◆ **Direction**
Find how many lines of the listing include the string "truth", and report only that figure.

(Entries taken from a collection)
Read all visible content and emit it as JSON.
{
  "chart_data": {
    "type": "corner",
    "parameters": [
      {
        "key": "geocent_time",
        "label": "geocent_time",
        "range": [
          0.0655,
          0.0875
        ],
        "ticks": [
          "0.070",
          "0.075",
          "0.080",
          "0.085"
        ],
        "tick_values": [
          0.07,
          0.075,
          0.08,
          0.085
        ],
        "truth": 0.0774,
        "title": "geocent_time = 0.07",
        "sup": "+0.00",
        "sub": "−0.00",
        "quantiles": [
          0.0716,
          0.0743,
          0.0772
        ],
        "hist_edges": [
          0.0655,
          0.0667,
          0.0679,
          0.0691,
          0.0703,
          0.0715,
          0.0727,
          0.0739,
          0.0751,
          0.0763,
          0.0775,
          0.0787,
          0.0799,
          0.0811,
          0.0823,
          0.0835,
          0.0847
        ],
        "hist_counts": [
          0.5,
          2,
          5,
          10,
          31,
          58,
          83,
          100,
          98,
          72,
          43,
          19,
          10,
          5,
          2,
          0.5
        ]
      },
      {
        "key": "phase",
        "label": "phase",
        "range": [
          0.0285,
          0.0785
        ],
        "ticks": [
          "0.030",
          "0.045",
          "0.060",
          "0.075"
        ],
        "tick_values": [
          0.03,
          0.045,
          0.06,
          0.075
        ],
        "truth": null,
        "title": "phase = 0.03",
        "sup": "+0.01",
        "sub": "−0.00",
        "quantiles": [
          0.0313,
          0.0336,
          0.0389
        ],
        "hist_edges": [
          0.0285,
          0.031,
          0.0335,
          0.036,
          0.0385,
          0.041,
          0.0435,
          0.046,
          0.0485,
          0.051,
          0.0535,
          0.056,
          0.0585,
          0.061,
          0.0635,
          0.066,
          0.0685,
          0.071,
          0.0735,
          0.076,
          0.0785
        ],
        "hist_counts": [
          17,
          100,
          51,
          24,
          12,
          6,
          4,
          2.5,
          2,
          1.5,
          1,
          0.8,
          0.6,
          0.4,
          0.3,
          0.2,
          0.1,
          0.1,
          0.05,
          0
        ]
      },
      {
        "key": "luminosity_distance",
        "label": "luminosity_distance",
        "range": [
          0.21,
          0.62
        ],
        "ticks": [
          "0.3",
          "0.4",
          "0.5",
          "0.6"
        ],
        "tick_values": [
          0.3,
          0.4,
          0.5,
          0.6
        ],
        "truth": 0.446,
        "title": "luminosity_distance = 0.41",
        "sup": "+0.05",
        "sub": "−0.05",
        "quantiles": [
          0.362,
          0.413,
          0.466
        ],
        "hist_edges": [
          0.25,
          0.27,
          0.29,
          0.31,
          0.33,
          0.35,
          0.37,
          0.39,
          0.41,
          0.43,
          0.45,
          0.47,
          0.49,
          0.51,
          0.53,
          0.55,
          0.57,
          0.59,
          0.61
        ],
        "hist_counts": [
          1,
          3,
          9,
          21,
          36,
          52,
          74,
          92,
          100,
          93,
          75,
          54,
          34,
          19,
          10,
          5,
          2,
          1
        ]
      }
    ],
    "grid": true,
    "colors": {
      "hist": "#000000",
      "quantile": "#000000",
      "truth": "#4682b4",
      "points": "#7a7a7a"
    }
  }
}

◆ **Response to the exercise**
4